* **THE REQUEST**: Can the data below be set down again exactly, line for line?

* **RECORDS FOR THIS TASK**:
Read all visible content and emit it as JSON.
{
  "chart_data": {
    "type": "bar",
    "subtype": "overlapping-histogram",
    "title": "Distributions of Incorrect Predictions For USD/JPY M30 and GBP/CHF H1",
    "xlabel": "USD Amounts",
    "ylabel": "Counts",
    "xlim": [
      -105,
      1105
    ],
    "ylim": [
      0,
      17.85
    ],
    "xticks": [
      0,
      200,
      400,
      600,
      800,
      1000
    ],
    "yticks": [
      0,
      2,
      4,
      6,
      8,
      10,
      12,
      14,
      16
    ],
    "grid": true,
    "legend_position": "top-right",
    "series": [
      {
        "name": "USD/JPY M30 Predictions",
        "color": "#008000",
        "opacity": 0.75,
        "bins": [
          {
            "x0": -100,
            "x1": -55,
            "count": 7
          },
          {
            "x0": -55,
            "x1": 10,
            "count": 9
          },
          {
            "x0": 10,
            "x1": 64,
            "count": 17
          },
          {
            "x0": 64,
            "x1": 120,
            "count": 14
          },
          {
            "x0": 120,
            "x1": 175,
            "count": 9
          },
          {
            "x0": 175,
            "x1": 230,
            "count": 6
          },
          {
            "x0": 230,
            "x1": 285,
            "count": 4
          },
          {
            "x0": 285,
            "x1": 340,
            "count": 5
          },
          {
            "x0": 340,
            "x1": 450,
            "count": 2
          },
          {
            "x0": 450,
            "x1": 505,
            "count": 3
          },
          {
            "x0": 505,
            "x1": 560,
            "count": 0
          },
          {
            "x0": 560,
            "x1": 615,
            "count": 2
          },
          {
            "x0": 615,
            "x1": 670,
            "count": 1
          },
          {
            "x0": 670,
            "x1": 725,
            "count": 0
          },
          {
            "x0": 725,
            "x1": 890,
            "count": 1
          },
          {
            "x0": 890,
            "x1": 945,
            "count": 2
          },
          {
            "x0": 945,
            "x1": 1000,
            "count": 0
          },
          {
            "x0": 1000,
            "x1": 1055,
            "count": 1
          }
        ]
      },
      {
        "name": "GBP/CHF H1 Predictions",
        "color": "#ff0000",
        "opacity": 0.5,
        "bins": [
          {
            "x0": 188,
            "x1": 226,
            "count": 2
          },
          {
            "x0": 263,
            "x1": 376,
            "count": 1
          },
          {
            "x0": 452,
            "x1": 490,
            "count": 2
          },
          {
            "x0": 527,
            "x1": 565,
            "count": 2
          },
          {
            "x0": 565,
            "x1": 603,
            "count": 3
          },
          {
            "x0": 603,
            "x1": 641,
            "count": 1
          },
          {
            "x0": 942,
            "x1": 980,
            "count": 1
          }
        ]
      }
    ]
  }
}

* **COMPLETE RESPONSE**:
Read all visible content and emit it as JSON.
{
  "chart_data": {
    "type": "bar",
    "subtype": "overlapping-histogram",
    "title": "Distributions of Incorrect Predictions For USD/JPY M30 and GBP/CHF H1",
    "xlabel": "USD Amounts",
    "ylabel": "Counts",
    "xlim": [
      -105,
      1105
    ],
    "ylim": [
      0,
      17.85
    ],
    "xticks": [
      0,
      200,
      400,
      600,
      800,
      1000
    ],
    "yticks": [
      0,
      2,
      4,
      6,
      8,
      10,
      12,
      14,
      16
    ],
    "grid": true,
    "legend_position": "top-right",
    "series": [
      {
        "name": "USD/JPY M30 Predictions",
        "color": "#008000",
        "opacity": 0.75,
        "bins": [
          {
            "x0": -100,
            "x1": -55,
            "count": 7
          },
          {
            "x0": -55,
            "x1": 10,
            "count": 9
          },
          {
            "x0": 10,
            "x1": 64,
            "count": 17
          },
          {
            "x0": 64,
            "x1": 120,
            "count": 14
          },
          {
            "x0": 120,
            "x1": 175,
            "count": 9
          },
          {
            "x0": 175,
            "x1": 230,
            "count": 6
          },
          {
            "x0": 230,
            "x1": 285,
            "count": 4
          },
          {
            "x0": 285,
            "x1": 340,
            "count": 5
          },
          {
            "x0": 340,
            "x1": 450,
            "count": 2
          },
          {
            "x0": 450,
            "x1": 505,
            "count": 3
          },
          {
            "x0": 505,
            "x1": 560,
            "count": 0
          },
          {
            "x0": 560,
            "x1": 615,
            "count": 2
          },
          {
            "x0": 615,
            "x1": 670,
            "count": 1
          },
          {
            "x0": 670,
            "x1": 725,
            "count": 0
          },
          {
            "x0": 725,
            "x1": 890,
            "count": 1
          },
          {
            "x0": 890,
            "x1": 945,
            "count": 2
          },
          {
            "x0": 945,
            "x1": 1000,
            "count": 0
          },
          {
            "x0": 1000,
            "x1": 1055,
            "count": 1
          }
        ]
      },
      {
        "name": "GBP/CHF H1 Predictions",
        "color": "#ff0000",
        "opacity": 0.5,
        "bins": [
          {
            "x0": 188,
            "x1": 226,
            "count": 2
          },
          {
            "x0": 263,
            "x1": 376,
            "count": 1
          },
          {
            "x0": 452,
            "x1": 490,
            "count": 2
          },
          {
            "x0": 527,
            "x1": 565,
            "count": 2
          },
          {
            "x0": 565,
            "x1": 603,
            "count": 3
          },
          {
            "x0": 603,
            "x1": 641,
            "count": 1
          },
          {
            "x0": 942,
            "x1": 980,
            "count": 1
          }
        ]
      }
    ]
  }
}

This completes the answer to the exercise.